[EXERCISE DETAILS]
Leave every picture out and write out the records below exactly.

[DATA SUPPLIED]
- - - - - - -
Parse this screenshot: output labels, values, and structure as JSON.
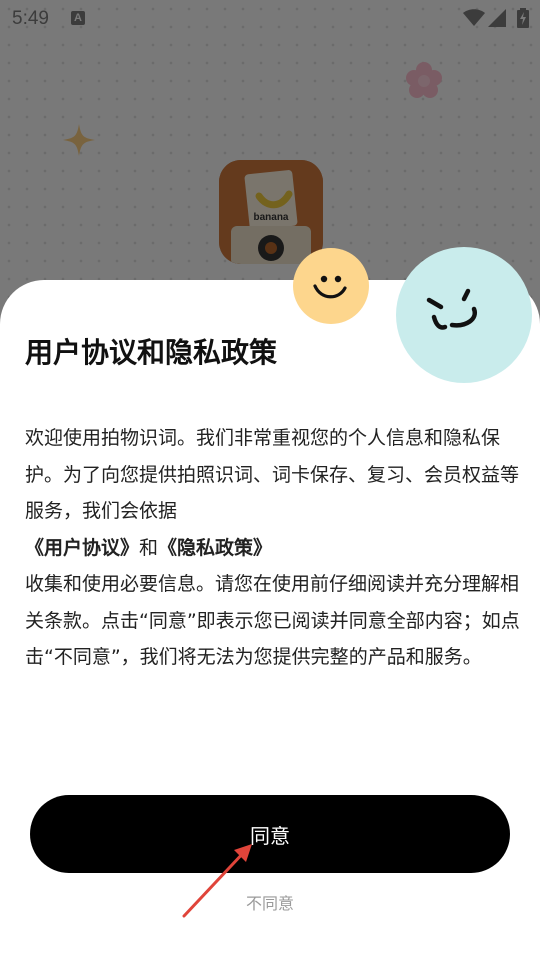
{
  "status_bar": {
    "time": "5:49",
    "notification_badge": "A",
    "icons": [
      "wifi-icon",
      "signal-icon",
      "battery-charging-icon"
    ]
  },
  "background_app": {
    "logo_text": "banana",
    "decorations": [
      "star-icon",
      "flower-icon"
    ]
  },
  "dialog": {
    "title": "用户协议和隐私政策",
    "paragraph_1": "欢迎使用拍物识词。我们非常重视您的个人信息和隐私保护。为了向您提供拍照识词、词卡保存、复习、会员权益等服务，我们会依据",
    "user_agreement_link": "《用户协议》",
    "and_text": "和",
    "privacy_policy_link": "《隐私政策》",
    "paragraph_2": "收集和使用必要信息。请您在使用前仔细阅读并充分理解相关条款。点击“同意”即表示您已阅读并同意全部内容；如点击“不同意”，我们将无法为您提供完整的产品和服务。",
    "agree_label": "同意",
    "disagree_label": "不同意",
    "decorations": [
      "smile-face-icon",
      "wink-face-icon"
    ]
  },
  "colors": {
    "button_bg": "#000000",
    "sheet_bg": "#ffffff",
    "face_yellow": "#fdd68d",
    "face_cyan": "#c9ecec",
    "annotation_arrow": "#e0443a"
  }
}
- - - - - - -
[TASK OUTPUT]
Parse this screenshot: output labels, values, and structure as JSON.
{
  "status_bar": {
    "time": "5:49",
    "notification_badge": "A",
    "icons": [
      "wifi-icon",
      "signal-icon",
      "battery-charging-icon"
    ]
  },
  "background_app": {
    "logo_text": "banana",
    "decorations": [
      "star-icon",
      "flower-icon"
    ]
  },
  "dialog": {
    "title": "用户协议和隐私政策",
    "paragraph_1": "欢迎使用拍物识词。我们非常重视您的个人信息和隐私保护。为了向您提供拍照识词、词卡保存、复习、会员权益等服务，我们会依据",
    "user_agreement_link": "《用户协议》",
    "and_text": "和",
    "privacy_policy_link": "《隐私政策》",
    "paragraph_2": "收集和使用必要信息。请您在使用前仔细阅读并充分理解相关条款。点击“同意”即表示您已阅读并同意全部内容；如点击“不同意”，我们将无法为您提供完整的产品和服务。",
    "agree_label": "同意",
    "disagree_label": "不同意",
    "decorations": [
      "smile-face-icon",
      "wink-face-icon"
    ]
  },
  "colors": {
    "button_bg": "#000000",
    "sheet_bg": "#ffffff",
    "face_yellow": "#fdd68d",
    "face_cyan": "#c9ecec",
    "annotation_arrow": "#e0443a"
  }
}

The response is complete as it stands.